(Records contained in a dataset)

____

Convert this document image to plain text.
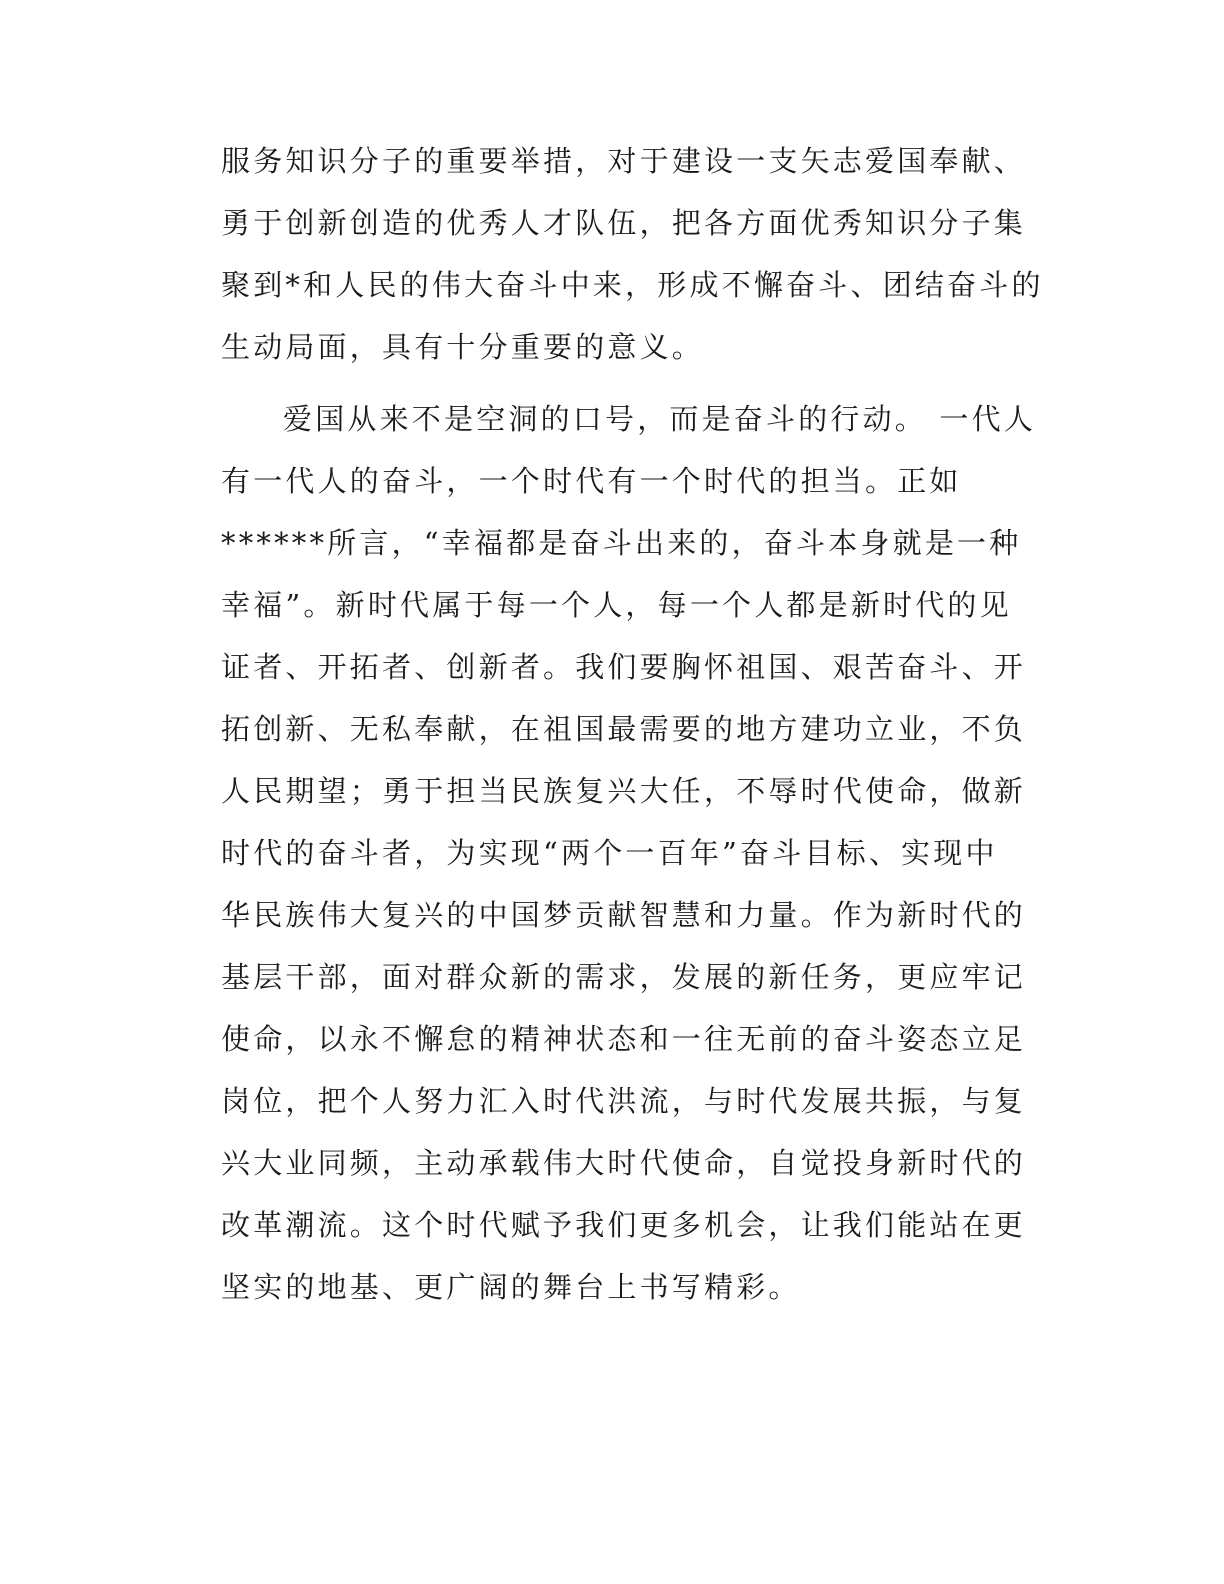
服务知识分子的重要举措，对于建设一支矢志爱国奉献、
勇于创新创造的优秀人才队伍，把各方面优秀知识分子集
聚到*和人民的伟大奋斗中来，形成不懈奋斗、团结奋斗的
生动局面，具有十分重要的意义。
爱国从来不是空洞的口号，而是奋斗的行动。 一代人
有一代人的奋斗，一个时代有一个时代的担当。正如
******所言，“幸福都是奋斗出来的，奋斗本身就是一种
幸福”。新时代属于每一个人，每一个人都是新时代的见
证者、开拓者、创新者。我们要胸怀祖国、艰苦奋斗、开
拓创新、无私奉献，在祖国最需要的地方建功立业，不负
人民期望；勇于担当民族复兴大任，不辱时代使命，做新
时代的奋斗者，为实现“两个一百年”奋斗目标、实现中
华民族伟大复兴的中国梦贡献智慧和力量。作为新时代的
基层干部，面对群众新的需求，发展的新任务，更应牢记
使命，以永不懈怠的精神状态和一往无前的奋斗姿态立足
岗位，把个人努力汇入时代洪流，与时代发展共振，与复
兴大业同频，主动承载伟大时代使命，自觉投身新时代的
改革潮流。这个时代赋予我们更多机会，让我们能站在更
坚实的地基、更广阔的舞台上书写精彩。
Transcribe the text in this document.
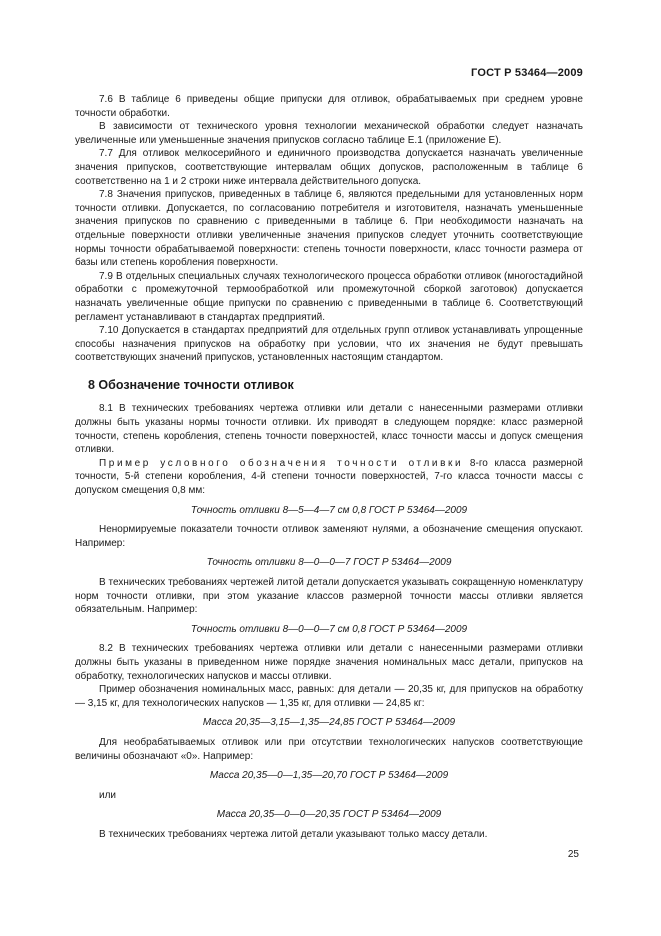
ГОСТ Р 53464—2009

7.6 В таблице 6 приведены общие припуски для отливок, обрабатываемых при среднем уровне точности обработки.

В зависимости от технического уровня технологии механической обработки следует назначать увеличенные или уменьшенные значения припусков согласно таблице Е.1 (приложение Е).

7.7 Для отливок мелкосерийного и единичного производства допускается назначать увеличенные значения припусков, соответствующие интервалам общих допусков, расположенным в таблице 6 соответственно на 1 и 2 строки ниже интервала действительного допуска.

7.8 Значения припусков, приведенных в таблице 6, являются предельными для установленных норм точности отливки. Допускается, по согласованию потребителя и изготовителя, назначать уменьшенные значения припусков по сравнению с приведенными в таблице 6. При необходимости назначать на отдельные поверхности отливки увеличенные значения припусков следует уточнить соответствующие нормы точности обрабатываемой поверхности: степень точности поверхности, класс точности размера от базы или степень коробления поверхности.

7.9 В отдельных специальных случаях технологического процесса обработки отливок (многостадийной обработки с промежуточной термообработкой или промежуточной сборкой заготовок) допускается назначать увеличенные общие припуски по сравнению с приведенными в таблице 6. Соответствующий регламент устанавливают в стандартах предприятий.

7.10 Допускается в стандартах предприятий для отдельных групп отливок устанавливать упрощенные способы назначения припусков на обработку при условии, что их значения не будут превышать соответствующих значений припусков, установленных настоящим стандартом.

8 Обозначение точности отливок

8.1 В технических требованиях чертежа отливки или детали с нанесенными размерами отливки должны быть указаны нормы точности отливки. Их приводят в следующем порядке: класс размерной точности, степень коробления, степень точности поверхностей, класс точности массы и допуск смещения отливки.

Пример условного обозначения точности отливки 8-го класса размерной точности, 5-й степени коробления, 4-й степени точности поверхностей, 7-го класса точности массы с допуском смещения 0,8 мм:

Точность отливки 8—5—4—7 см 0,8 ГОСТ Р 53464—2009

Ненормируемые показатели точности отливок заменяют нулями, а обозначение смещения опускают. Например:

Точность отливки 8—0—0—7 ГОСТ Р 53464—2009

В технических требованиях чертежей литой детали допускается указывать сокращенную номенклатуру норм точности отливки, при этом указание классов размерной точности массы отливки является обязательным. Например:

Точность отливки 8—0—0—7 см 0,8 ГОСТ Р 53464—2009

8.2 В технических требованиях чертежа отливки или детали с нанесенными размерами отливки должны быть указаны в приведенном ниже порядке значения номинальных масс детали, припусков на обработку, технологических напусков и массы отливки.

Пример обозначения номинальных масс, равных: для детали — 20,35 кг, для припусков на обработку — 3,15 кг, для технологических напусков — 1,35 кг, для отливки — 24,85 кг:

Масса 20,35—3,15—1,35—24,85 ГОСТ Р 53464—2009

Для необрабатываемых отливок или при отсутствии технологических напусков соответствующие величины обозначают «0». Например:

Масса 20,35—0—1,35—20,70 ГОСТ Р 53464—2009

или

Масса 20,35—0—0—20,35 ГОСТ Р 53464—2009

В технических требованиях чертежа литой детали указывают только массу детали.

25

____

◆ THE EXERCISE:
Repeat the entries exactly and keep the pictures out of the copy.

◆ RESULT OF THIS EXERCISE:
Convert this document image to plain text.
服务知识分子的重要举措，对于建设一支矢志爱国奉献、
勇于创新创造的优秀人才队伍，把各方面优秀知识分子集
聚到*和人民的伟大奋斗中来，形成不懈奋斗、团结奋斗的
生动局面，具有十分重要的意义。
爱国从来不是空洞的口号，而是奋斗的行动。 一代人
有一代人的奋斗，一个时代有一个时代的担当。正如
******所言，“幸福都是奋斗出来的，奋斗本身就是一种
幸福”。新时代属于每一个人，每一个人都是新时代的见
证者、开拓者、创新者。我们要胸怀祖国、艰苦奋斗、开
拓创新、无私奉献，在祖国最需要的地方建功立业，不负
人民期望；勇于担当民族复兴大任，不辱时代使命，做新
时代的奋斗者，为实现“两个一百年”奋斗目标、实现中
华民族伟大复兴的中国梦贡献智慧和力量。作为新时代的
基层干部，面对群众新的需求，发展的新任务，更应牢记
使命，以永不懈怠的精神状态和一往无前的奋斗姿态立足
岗位，把个人努力汇入时代洪流，与时代发展共振，与复
兴大业同频，主动承载伟大时代使命，自觉投身新时代的
改革潮流。这个时代赋予我们更多机会，让我们能站在更
坚实的地基、更广阔的舞台上书写精彩。
Transcribe the text in this document.
ГОСТ Р 53464—2009

7.6 В таблице 6 приведены общие припуски для отливок, обрабатываемых при среднем уровне точности обработки.

В зависимости от технического уровня технологии механической обработки следует назначать увеличенные или уменьшенные значения припусков согласно таблице Е.1 (приложение Е).

7.7 Для отливок мелкосерийного и единичного производства допускается назначать увеличенные значения припусков, соответствующие интервалам общих допусков, расположенным в таблице 6 соответственно на 1 и 2 строки ниже интервала действительного допуска.

7.8 Значения припусков, приведенных в таблице 6, являются предельными для установленных норм точности отливки. Допускается, по согласованию потребителя и изготовителя, назначать уменьшенные значения припусков по сравнению с приведенными в таблице 6. При необходимости назначать на отдельные поверхности отливки увеличенные значения припусков следует уточнить соответствующие нормы точности обрабатываемой поверхности: степень точности поверхности, класс точности размера от базы или степень коробления поверхности.

7.9 В отдельных специальных случаях технологического процесса обработки отливок (многостадийной обработки с промежуточной термообработкой или промежуточной сборкой заготовок) допускается назначать увеличенные общие припуски по сравнению с приведенными в таблице 6. Соответствующий регламент устанавливают в стандартах предприятий.

7.10 Допускается в стандартах предприятий для отдельных групп отливок устанавливать упрощенные способы назначения припусков на обработку при условии, что их значения не будут превышать соответствующих значений припусков, установленных настоящим стандартом.

8 Обозначение точности отливок

8.1 В технических требованиях чертежа отливки или детали с нанесенными размерами отливки должны быть указаны нормы точности отливки. Их приводят в следующем порядке: класс размерной точности, степень коробления, степень точности поверхностей, класс точности массы и допуск смещения отливки.

Пример условного обозначения точности отливки 8-го класса размерной точности, 5-й степени коробления, 4-й степени точности поверхностей, 7-го класса точности массы с допуском смещения 0,8 мм:

Точность отливки 8—5—4—7 см 0,8 ГОСТ Р 53464—2009

Ненормируемые показатели точности отливок заменяют нулями, а обозначение смещения опускают. Например:

Точность отливки 8—0—0—7 ГОСТ Р 53464—2009

В технических требованиях чертежей литой детали допускается указывать сокращенную номенклатуру норм точности отливки, при этом указание классов размерной точности массы отливки является обязательным. Например:

Точность отливки 8—0—0—7 см 0,8 ГОСТ Р 53464—2009

8.2 В технических требованиях чертежа отливки или детали с нанесенными размерами отливки должны быть указаны в приведенном ниже порядке значения номинальных масс детали, припусков на обработку, технологических напусков и массы отливки.

Пример обозначения номинальных масс, равных: для детали — 20,35 кг, для припусков на обработку — 3,15 кг, для технологических напусков — 1,35 кг, для отливки — 24,85 кг:

Масса 20,35—3,15—1,35—24,85 ГОСТ Р 53464—2009

Для необрабатываемых отливок или при отсутствии технологических напусков соответствующие величины обозначают «0». Например:

Масса 20,35—0—1,35—20,70 ГОСТ Р 53464—2009

или

Масса 20,35—0—0—20,35 ГОСТ Р 53464—2009

В технических требованиях чертежа литой детали указывают только массу детали.

25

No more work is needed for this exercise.